### Given instruction
The entries that follow should be written out exactly.

[Some records]
┄┄┄┄┄┄┄┄┄┄┄┄┄┄┄┄┄┄┄┄
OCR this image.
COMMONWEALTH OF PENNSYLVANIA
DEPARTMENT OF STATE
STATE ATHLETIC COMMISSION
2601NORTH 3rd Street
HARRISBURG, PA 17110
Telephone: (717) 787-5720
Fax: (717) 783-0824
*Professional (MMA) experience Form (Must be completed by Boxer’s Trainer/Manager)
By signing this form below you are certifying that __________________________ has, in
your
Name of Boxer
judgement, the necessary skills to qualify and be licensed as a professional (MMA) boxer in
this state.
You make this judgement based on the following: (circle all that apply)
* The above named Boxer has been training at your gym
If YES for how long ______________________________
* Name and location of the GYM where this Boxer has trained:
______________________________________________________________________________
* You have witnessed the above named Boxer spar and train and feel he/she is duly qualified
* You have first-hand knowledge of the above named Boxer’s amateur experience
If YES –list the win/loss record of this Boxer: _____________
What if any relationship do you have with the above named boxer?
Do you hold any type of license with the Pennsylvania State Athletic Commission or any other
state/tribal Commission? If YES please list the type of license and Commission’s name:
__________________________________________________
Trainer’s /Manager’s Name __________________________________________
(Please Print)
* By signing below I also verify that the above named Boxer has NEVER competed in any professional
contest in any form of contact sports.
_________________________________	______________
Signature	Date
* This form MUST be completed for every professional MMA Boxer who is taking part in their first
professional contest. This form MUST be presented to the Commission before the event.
┄┄┄┄┄┄┄┄┄┄┄┄┄┄┄┄┄┄┄┄
### Expected answer
OCR this image.
COMMONWEALTH OF PENNSYLVANIA
DEPARTMENT OF STATE
STATE ATHLETIC COMMISSION
2601NORTH 3rd Street
HARRISBURG, PA 17110
Telephone: (717) 787-5720
Fax: (717) 783-0824
*Professional (MMA) experience Form (Must be completed by Boxer’s Trainer/Manager)
By signing this form below you are certifying that __________________________ has, in
your
Name of Boxer
judgement, the necessary skills to qualify and be licensed as a professional (MMA) boxer in
this state.
You make this judgement based on the following: (circle all that apply)
* The above named Boxer has been training at your gym
If YES for how long ______________________________
* Name and location of the GYM where this Boxer has trained:
______________________________________________________________________________
* You have witnessed the above named Boxer spar and train and feel he/she is duly qualified
* You have first-hand knowledge of the above named Boxer’s amateur experience
If YES –list the win/loss record of this Boxer: _____________
What if any relationship do you have with the above named boxer?
Do you hold any type of license with the Pennsylvania State Athletic Commission or any other
state/tribal Commission? If YES please list the type of license and Commission’s name:
__________________________________________________
Trainer’s /Manager’s Name __________________________________________
(Please Print)
* By signing below I also verify that the above named Boxer has NEVER competed in any professional
contest in any form of contact sports.
_________________________________	______________
Signature	Date
* This form MUST be completed for every professional MMA Boxer who is taking part in their first
professional contest. This form MUST be presented to the Commission before the event.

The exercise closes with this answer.